# THE TASK
Retype the lines below word for word, beginning with the very first one and continuing through the line that contains "card-values: Total R$5.076.869,67".

-- start --

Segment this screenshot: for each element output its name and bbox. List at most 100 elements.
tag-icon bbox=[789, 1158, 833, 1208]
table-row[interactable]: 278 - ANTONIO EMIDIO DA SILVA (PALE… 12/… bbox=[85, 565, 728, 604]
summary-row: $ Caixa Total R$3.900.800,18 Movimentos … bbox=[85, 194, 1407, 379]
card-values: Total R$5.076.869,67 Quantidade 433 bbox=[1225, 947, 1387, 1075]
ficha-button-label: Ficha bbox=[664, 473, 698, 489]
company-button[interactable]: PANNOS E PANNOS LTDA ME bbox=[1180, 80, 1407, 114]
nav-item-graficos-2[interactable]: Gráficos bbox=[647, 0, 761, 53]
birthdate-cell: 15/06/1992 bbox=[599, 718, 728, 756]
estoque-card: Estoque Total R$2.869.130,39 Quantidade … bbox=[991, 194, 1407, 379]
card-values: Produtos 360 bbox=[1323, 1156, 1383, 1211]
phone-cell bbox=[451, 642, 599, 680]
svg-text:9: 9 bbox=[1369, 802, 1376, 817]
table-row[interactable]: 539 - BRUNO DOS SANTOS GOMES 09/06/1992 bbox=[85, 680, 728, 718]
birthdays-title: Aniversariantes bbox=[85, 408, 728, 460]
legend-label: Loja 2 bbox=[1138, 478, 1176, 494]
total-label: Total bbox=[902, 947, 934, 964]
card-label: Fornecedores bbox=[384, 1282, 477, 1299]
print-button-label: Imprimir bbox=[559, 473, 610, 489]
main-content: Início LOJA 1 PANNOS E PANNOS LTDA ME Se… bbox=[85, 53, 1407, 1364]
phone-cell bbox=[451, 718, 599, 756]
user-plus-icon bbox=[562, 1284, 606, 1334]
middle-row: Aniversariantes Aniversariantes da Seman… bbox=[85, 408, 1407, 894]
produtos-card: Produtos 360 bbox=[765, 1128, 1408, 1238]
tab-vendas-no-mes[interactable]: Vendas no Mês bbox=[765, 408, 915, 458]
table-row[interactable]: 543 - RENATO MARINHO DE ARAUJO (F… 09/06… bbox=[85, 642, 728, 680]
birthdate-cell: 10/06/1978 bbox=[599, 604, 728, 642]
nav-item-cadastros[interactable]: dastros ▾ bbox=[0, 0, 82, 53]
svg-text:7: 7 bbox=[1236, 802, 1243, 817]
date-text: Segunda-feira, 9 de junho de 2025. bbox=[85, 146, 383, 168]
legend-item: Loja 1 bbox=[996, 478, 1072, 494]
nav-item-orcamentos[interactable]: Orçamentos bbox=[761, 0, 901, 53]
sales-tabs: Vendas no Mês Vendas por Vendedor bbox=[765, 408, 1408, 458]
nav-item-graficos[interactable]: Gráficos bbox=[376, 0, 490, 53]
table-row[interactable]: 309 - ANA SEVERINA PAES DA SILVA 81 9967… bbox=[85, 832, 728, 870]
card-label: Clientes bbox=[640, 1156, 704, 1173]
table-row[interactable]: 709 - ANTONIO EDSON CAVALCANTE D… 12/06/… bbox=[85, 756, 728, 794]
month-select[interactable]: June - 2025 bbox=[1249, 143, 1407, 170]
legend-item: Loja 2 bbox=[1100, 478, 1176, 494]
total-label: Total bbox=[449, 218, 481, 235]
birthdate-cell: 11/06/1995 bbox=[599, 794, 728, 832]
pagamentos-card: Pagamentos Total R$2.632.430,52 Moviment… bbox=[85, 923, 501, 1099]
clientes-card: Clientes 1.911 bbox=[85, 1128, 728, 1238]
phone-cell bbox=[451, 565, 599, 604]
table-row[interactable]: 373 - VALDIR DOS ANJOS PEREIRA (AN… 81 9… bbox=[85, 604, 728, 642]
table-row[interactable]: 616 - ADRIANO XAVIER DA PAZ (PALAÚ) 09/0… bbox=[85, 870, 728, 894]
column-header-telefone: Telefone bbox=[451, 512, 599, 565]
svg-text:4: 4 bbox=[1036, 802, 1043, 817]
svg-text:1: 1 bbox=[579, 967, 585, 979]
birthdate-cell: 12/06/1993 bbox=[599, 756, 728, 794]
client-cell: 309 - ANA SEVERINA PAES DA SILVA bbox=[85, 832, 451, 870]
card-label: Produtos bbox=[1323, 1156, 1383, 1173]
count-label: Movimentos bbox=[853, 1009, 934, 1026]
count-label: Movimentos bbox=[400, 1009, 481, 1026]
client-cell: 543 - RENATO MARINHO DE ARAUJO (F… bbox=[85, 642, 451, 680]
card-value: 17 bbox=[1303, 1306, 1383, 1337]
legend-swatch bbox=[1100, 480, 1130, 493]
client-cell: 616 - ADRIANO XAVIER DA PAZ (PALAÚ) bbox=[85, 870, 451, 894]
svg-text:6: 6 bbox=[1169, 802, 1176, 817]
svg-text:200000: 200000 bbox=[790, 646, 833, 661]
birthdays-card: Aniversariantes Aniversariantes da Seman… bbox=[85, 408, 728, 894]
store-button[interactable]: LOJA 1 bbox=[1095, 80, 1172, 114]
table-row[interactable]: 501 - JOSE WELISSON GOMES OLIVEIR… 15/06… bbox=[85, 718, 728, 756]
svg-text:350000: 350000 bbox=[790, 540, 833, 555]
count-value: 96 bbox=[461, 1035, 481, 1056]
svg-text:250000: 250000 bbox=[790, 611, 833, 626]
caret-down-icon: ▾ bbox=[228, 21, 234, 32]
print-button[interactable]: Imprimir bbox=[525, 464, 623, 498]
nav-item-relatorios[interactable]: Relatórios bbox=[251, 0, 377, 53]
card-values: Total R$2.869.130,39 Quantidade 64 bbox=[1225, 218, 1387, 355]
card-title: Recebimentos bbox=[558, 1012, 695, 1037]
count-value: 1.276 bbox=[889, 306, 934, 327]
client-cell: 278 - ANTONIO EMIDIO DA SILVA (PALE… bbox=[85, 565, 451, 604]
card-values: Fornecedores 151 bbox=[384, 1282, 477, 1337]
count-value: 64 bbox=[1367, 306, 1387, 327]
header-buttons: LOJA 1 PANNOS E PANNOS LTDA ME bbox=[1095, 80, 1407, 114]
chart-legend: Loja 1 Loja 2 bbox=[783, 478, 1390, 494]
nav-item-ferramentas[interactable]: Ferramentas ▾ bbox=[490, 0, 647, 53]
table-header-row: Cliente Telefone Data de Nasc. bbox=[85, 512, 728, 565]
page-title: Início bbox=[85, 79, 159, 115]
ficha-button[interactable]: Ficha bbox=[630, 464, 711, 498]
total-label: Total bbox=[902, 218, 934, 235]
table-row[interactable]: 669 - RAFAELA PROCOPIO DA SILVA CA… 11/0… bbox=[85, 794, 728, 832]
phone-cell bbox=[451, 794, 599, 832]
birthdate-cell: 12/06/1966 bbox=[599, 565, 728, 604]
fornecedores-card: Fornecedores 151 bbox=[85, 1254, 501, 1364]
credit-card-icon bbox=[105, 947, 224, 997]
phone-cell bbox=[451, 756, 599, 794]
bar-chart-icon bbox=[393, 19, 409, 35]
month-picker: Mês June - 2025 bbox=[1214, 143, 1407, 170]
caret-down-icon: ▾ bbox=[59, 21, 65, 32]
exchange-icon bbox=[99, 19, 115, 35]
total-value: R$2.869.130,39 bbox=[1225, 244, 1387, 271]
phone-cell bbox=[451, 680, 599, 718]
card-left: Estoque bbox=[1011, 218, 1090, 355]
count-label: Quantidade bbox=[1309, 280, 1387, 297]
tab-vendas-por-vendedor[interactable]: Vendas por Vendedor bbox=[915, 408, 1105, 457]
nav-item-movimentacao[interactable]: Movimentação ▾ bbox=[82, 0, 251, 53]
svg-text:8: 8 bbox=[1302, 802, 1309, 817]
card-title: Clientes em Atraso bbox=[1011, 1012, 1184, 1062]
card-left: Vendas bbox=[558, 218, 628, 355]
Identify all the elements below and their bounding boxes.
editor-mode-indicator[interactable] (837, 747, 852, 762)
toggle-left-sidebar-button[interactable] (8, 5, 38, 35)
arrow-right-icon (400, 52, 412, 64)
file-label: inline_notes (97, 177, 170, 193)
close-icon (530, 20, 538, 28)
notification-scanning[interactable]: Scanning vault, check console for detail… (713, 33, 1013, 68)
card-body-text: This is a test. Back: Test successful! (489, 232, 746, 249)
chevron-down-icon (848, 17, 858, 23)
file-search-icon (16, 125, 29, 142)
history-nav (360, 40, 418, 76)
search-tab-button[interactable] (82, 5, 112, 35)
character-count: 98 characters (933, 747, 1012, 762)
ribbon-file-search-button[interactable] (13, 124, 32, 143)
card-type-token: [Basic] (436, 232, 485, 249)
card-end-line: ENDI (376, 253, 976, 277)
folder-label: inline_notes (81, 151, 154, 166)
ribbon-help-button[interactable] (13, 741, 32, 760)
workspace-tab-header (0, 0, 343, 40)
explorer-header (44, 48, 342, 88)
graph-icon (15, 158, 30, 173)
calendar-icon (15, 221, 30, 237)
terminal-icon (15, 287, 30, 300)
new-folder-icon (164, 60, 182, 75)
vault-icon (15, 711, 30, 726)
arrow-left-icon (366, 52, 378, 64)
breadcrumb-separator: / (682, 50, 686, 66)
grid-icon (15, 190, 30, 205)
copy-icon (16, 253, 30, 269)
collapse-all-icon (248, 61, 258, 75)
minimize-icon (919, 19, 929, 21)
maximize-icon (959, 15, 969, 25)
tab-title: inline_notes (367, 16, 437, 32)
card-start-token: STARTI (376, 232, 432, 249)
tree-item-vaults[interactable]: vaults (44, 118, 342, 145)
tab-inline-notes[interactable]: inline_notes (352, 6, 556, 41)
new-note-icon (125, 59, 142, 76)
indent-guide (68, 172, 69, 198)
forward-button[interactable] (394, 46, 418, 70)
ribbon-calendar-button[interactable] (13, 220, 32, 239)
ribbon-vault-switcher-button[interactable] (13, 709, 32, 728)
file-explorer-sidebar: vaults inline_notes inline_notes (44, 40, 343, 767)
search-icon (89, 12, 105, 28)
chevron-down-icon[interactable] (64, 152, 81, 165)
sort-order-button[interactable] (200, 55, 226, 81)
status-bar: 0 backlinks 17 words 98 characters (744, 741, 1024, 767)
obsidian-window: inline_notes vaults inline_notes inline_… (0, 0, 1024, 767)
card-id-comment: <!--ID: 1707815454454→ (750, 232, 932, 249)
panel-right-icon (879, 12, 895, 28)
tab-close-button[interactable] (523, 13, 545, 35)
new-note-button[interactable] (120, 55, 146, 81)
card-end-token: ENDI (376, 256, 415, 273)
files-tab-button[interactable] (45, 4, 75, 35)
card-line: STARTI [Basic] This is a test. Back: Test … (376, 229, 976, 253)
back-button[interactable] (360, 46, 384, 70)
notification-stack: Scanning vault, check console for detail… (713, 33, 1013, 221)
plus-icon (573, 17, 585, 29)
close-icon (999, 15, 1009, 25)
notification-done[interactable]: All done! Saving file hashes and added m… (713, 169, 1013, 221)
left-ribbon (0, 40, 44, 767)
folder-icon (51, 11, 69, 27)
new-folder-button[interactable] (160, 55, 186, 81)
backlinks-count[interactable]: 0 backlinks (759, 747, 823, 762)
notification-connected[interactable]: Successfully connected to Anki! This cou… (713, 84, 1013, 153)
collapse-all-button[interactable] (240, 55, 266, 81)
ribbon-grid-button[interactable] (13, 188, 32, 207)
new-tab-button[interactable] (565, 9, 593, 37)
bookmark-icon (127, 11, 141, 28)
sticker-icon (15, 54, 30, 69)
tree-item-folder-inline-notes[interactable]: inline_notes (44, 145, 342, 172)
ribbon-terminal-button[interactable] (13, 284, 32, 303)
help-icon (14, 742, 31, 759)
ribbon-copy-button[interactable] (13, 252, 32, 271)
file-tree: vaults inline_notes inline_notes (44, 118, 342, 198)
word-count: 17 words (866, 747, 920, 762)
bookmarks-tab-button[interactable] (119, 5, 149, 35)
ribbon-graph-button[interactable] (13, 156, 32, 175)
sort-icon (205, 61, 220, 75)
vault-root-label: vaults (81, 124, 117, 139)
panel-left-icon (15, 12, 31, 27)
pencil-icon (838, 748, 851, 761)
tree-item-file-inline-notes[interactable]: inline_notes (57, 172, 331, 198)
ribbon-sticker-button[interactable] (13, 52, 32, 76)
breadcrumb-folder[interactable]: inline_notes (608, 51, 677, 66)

-- end --

# SOLVED EXERCISE
Segment this screenshot: for each element output its name and bbox. List at most 100 elements.
tag-icon bbox=[789, 1158, 833, 1208]
table-row[interactable]: 278 - ANTONIO EMIDIO DA SILVA (PALE… 12/… bbox=[85, 565, 728, 604]
summary-row: $ Caixa Total R$3.900.800,18 Movimentos … bbox=[85, 194, 1407, 379]
card-values: Total R$5.076.869,67 Quantidade 433 bbox=[1225, 947, 1387, 1075]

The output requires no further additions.